__What you will do__.
Retype the complete listing exactly as it appears.

Items from a dataset:
[Begin]

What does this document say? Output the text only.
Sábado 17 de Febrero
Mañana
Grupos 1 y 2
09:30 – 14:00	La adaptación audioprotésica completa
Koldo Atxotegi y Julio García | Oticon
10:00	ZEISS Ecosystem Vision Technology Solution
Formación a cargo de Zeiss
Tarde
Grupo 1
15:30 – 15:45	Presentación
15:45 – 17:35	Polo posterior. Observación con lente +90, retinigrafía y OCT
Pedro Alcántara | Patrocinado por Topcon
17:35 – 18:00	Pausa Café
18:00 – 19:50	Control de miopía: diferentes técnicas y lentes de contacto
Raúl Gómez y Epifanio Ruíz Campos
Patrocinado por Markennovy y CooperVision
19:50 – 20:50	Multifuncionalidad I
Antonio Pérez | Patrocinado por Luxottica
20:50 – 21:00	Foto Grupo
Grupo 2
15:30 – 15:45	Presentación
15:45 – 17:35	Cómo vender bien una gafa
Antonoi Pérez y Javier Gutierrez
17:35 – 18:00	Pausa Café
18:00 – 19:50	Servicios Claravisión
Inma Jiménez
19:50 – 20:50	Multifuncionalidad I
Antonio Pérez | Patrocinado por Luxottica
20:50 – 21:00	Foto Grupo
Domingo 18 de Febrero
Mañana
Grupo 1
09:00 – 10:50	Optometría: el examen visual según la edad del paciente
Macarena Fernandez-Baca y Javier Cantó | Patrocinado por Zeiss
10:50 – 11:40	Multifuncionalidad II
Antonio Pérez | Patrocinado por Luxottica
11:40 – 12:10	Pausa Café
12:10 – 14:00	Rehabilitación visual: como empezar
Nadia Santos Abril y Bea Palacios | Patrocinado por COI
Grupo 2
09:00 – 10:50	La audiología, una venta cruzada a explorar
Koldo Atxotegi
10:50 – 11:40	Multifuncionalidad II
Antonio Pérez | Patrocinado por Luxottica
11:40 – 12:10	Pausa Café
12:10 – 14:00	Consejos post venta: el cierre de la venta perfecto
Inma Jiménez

[End]

__Answer for the task__.
What does this document say? Output the text only.
Sábado 17 de Febrero
Mañana
Grupos 1 y 2
09:30 – 14:00	La adaptación audioprotésica completa
Koldo Atxotegi y Julio García | Oticon
10:00	ZEISS Ecosystem Vision Technology Solution
Formación a cargo de Zeiss
Tarde
Grupo 1
15:30 – 15:45	Presentación
15:45 – 17:35	Polo posterior. Observación con lente +90, retinigrafía y OCT
Pedro Alcántara | Patrocinado por Topcon
17:35 – 18:00	Pausa Café
18:00 – 19:50	Control de miopía: diferentes técnicas y lentes de contacto
Raúl Gómez y Epifanio Ruíz Campos
Patrocinado por Markennovy y CooperVision
19:50 – 20:50	Multifuncionalidad I
Antonio Pérez | Patrocinado por Luxottica
20:50 – 21:00	Foto Grupo
Grupo 2
15:30 – 15:45	Presentación
15:45 – 17:35	Cómo vender bien una gafa
Antonoi Pérez y Javier Gutierrez
17:35 – 18:00	Pausa Café
18:00 – 19:50	Servicios Claravisión
Inma Jiménez
19:50 – 20:50	Multifuncionalidad I
Antonio Pérez | Patrocinado por Luxottica
20:50 – 21:00	Foto Grupo
Domingo 18 de Febrero
Mañana
Grupo 1
09:00 – 10:50	Optometría: el examen visual según la edad del paciente
Macarena Fernandez-Baca y Javier Cantó | Patrocinado por Zeiss
10:50 – 11:40	Multifuncionalidad II
Antonio Pérez | Patrocinado por Luxottica
11:40 – 12:10	Pausa Café
12:10 – 14:00	Rehabilitación visual: como empezar
Nadia Santos Abril y Bea Palacios | Patrocinado por COI
Grupo 2
09:00 – 10:50	La audiología, una venta cruzada a explorar
Koldo Atxotegi
10:50 – 11:40	Multifuncionalidad II
Antonio Pérez | Patrocinado por Luxottica
11:40 – 12:10	Pausa Café
12:10 – 14:00	Consejos post venta: el cierre de la venta perfecto
Inma Jiménez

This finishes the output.